> **Exercise materials**:

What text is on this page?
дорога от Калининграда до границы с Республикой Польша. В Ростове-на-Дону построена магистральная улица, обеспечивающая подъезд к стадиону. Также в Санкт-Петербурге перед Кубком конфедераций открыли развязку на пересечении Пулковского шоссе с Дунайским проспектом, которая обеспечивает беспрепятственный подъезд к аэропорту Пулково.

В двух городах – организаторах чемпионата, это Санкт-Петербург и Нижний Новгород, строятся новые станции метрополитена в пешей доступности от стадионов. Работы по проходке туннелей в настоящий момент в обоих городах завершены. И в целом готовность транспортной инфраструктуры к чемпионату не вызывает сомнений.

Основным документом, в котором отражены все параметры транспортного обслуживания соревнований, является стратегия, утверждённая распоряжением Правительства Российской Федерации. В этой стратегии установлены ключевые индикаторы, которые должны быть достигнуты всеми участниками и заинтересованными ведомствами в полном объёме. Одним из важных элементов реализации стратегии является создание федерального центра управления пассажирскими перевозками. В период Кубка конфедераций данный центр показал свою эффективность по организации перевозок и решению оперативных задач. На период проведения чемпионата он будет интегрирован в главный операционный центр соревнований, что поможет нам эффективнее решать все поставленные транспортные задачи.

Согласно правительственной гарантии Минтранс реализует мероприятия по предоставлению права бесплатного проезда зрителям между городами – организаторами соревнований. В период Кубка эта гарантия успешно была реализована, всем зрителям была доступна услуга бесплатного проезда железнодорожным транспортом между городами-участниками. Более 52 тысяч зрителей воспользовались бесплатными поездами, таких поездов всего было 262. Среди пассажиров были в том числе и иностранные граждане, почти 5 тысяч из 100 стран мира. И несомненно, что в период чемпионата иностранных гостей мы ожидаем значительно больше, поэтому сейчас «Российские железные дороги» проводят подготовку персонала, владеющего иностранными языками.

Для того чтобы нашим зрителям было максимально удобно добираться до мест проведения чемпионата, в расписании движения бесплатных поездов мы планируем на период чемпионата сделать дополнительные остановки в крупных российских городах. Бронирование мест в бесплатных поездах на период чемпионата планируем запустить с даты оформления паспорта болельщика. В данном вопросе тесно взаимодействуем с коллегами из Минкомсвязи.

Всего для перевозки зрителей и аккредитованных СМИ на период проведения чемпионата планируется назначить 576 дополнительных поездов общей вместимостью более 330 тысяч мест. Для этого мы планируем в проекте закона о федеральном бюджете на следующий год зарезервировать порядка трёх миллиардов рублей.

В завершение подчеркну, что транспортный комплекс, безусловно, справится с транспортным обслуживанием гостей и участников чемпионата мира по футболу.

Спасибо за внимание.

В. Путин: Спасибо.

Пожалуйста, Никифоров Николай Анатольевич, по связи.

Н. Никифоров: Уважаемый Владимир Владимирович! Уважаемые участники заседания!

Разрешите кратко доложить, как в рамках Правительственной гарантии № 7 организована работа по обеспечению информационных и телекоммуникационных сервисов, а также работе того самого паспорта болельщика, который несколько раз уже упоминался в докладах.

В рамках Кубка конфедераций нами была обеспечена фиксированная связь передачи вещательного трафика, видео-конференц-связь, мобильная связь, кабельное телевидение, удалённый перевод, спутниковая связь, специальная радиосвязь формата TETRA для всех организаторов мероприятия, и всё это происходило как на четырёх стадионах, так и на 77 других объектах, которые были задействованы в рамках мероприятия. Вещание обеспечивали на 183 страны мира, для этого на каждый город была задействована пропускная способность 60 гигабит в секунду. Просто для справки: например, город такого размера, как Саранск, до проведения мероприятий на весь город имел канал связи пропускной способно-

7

> **Set task**: Retype the listing. Match it exactly.

> **Task solution**:
What text is on this page?
дорога от Калининграда до границы с Республикой Польша. В Ростове-на-Дону построена магистральная улица, обеспечивающая подъезд к стадиону. Также в Санкт-Петербурге перед Кубком конфедераций открыли развязку на пересечении Пулковского шоссе с Дунайским проспектом, которая обеспечивает беспрепятственный подъезд к аэропорту Пулково.

В двух городах – организаторах чемпионата, это Санкт-Петербург и Нижний Новгород, строятся новые станции метрополитена в пешей доступности от стадионов. Работы по проходке туннелей в настоящий момент в обоих городах завершены. И в целом готовность транспортной инфраструктуры к чемпионату не вызывает сомнений.

Основным документом, в котором отражены все параметры транспортного обслуживания соревнований, является стратегия, утверждённая распоряжением Правительства Российской Федерации. В этой стратегии установлены ключевые индикаторы, которые должны быть достигнуты всеми участниками и заинтересованными ведомствами в полном объёме. Одним из важных элементов реализации стратегии является создание федерального центра управления пассажирскими перевозками. В период Кубка конфедераций данный центр показал свою эффективность по организации перевозок и решению оперативных задач. На период проведения чемпионата он будет интегрирован в главный операционный центр соревнований, что поможет нам эффективнее решать все поставленные транспортные задачи.

Согласно правительственной гарантии Минтранс реализует мероприятия по предоставлению права бесплатного проезда зрителям между городами – организаторами соревнований. В период Кубка эта гарантия успешно была реализована, всем зрителям была доступна услуга бесплатного проезда железнодорожным транспортом между городами-участниками. Более 52 тысяч зрителей воспользовались бесплатными поездами, таких поездов всего было 262. Среди пассажиров были в том числе и иностранные граждане, почти 5 тысяч из 100 стран мира. И несомненно, что в период чемпионата иностранных гостей мы ожидаем значительно больше, поэтому сейчас «Российские железные дороги» проводят подготовку персонала, владеющего иностранными языками.

Для того чтобы нашим зрителям было максимально удобно добираться до мест проведения чемпионата, в расписании движения бесплатных поездов мы планируем на период чемпионата сделать дополнительные остановки в крупных российских городах. Бронирование мест в бесплатных поездах на период чемпионата планируем запустить с даты оформления паспорта болельщика. В данном вопросе тесно взаимодействуем с коллегами из Минкомсвязи.

Всего для перевозки зрителей и аккредитованных СМИ на период проведения чемпионата планируется назначить 576 дополнительных поездов общей вместимостью более 330 тысяч мест. Для этого мы планируем в проекте закона о федеральном бюджете на следующий год зарезервировать порядка трёх миллиардов рублей.

В завершение подчеркну, что транспортный комплекс, безусловно, справится с транспортным обслуживанием гостей и участников чемпионата мира по футболу.

Спасибо за внимание.

В. Путин: Спасибо.

Пожалуйста, Никифоров Николай Анатольевич, по связи.

Н. Никифоров: Уважаемый Владимир Владимирович! Уважаемые участники заседания!

Разрешите кратко доложить, как в рамках Правительственной гарантии № 7 организована работа по обеспечению информационных и телекоммуникационных сервисов, а также работе того самого паспорта болельщика, который несколько раз уже упоминался в докладах.

В рамках Кубка конфедераций нами была обеспечена фиксированная связь передачи вещательного трафика, видео-конференц-связь, мобильная связь, кабельное телевидение, удалённый перевод, спутниковая связь, специальная радиосвязь формата TETRA для всех организаторов мероприятия, и всё это происходило как на четырёх стадионах, так и на 77 других объектах, которые были задействованы в рамках мероприятия. Вещание обеспечивали на 183 страны мира, для этого на каждый город была задействована пропускная способность 60 гигабит в секунду. Просто для справки: например, город такого размера, как Саранск, до проведения мероприятий на весь город имел канал связи пропускной способно-

7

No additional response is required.